Given task → Select from the data all lines with the word "text".

((

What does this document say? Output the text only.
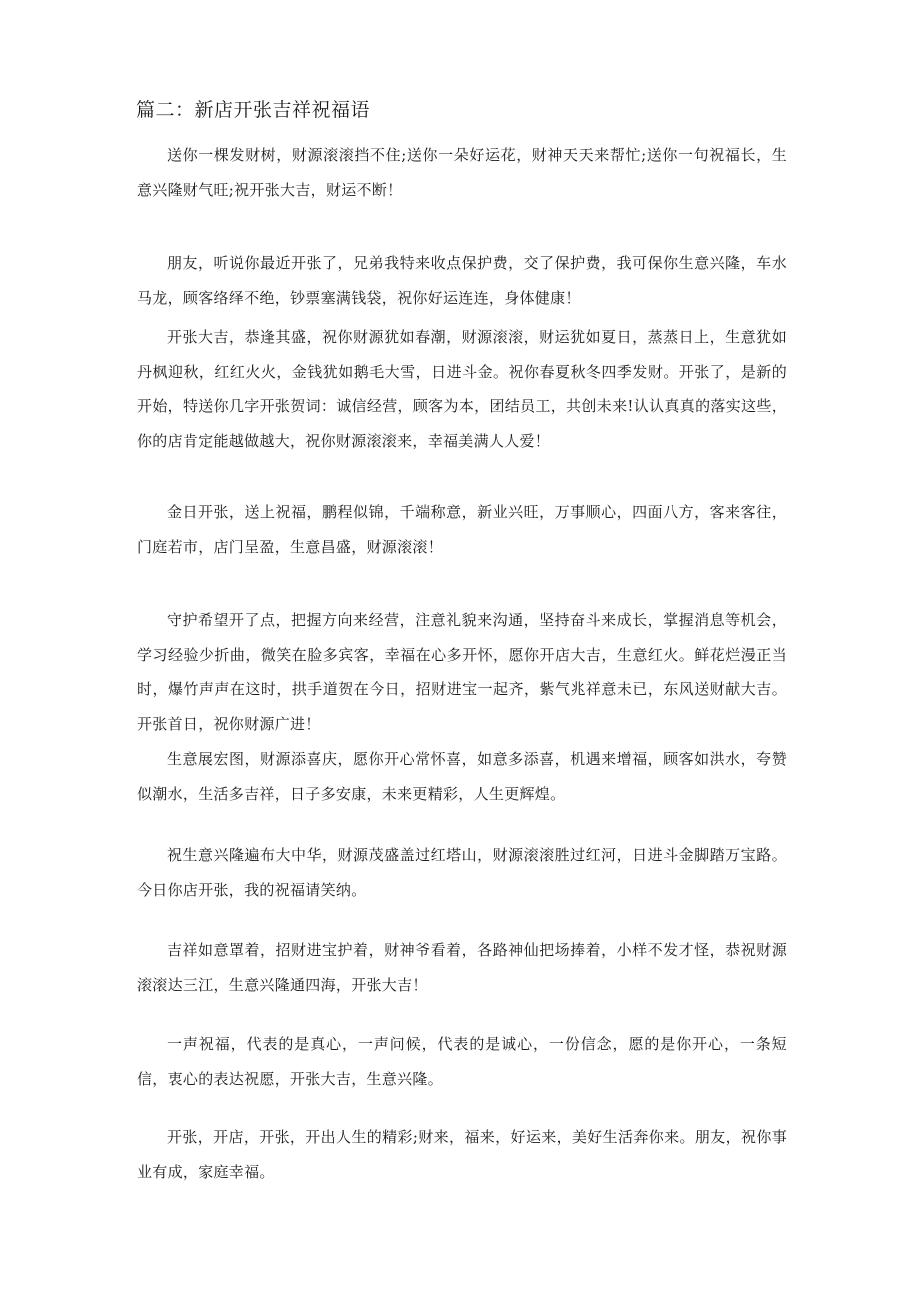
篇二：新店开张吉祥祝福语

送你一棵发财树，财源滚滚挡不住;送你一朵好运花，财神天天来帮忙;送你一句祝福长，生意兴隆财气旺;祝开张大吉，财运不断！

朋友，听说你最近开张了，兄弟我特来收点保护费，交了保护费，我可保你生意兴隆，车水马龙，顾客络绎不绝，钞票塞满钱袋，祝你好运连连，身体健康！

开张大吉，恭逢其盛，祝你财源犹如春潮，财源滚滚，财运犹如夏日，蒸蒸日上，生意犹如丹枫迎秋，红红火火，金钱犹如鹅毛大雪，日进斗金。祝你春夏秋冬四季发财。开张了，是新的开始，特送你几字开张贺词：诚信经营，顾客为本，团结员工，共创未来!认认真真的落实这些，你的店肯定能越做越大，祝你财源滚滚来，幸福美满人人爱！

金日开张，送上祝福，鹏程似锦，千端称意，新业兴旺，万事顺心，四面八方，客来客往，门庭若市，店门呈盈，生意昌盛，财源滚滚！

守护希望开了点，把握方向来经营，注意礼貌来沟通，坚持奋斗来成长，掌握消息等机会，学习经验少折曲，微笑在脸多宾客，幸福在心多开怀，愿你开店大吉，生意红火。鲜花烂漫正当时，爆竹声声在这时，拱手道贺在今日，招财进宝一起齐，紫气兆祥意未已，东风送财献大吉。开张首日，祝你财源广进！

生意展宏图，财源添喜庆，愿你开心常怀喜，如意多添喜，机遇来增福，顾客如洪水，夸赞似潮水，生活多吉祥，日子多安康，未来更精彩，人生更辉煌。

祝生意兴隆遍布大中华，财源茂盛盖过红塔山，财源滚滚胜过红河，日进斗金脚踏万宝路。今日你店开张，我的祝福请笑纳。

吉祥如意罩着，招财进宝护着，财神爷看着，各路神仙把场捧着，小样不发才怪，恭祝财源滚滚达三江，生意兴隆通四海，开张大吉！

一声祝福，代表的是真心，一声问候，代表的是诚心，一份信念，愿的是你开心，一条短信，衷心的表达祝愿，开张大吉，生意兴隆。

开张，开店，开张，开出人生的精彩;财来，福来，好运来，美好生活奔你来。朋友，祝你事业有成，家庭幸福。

))
((

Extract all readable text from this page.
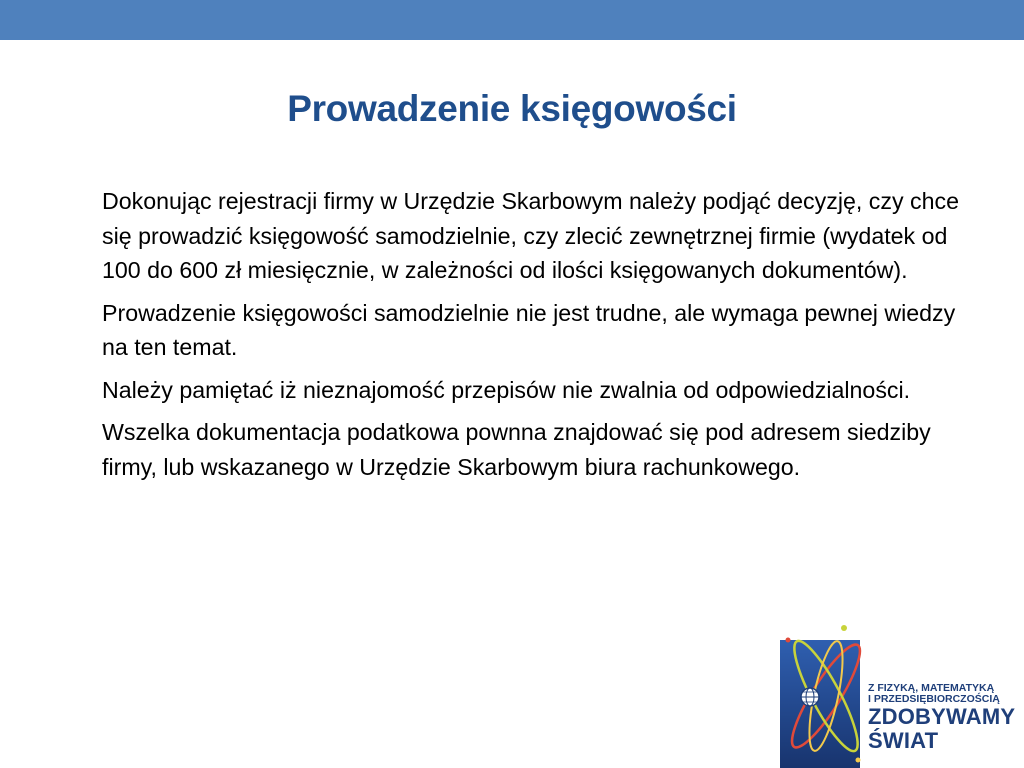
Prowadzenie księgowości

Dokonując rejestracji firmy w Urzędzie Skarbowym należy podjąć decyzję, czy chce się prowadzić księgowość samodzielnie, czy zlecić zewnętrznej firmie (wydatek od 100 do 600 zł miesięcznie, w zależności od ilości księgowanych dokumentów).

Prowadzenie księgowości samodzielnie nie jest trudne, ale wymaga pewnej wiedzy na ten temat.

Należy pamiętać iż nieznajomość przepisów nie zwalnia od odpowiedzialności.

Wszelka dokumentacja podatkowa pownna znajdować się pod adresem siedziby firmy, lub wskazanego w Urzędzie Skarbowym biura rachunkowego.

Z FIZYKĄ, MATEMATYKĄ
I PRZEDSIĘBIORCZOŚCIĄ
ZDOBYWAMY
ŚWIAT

))

Complete response →
What does this document say? Output the text only.
Extract all readable text from this page.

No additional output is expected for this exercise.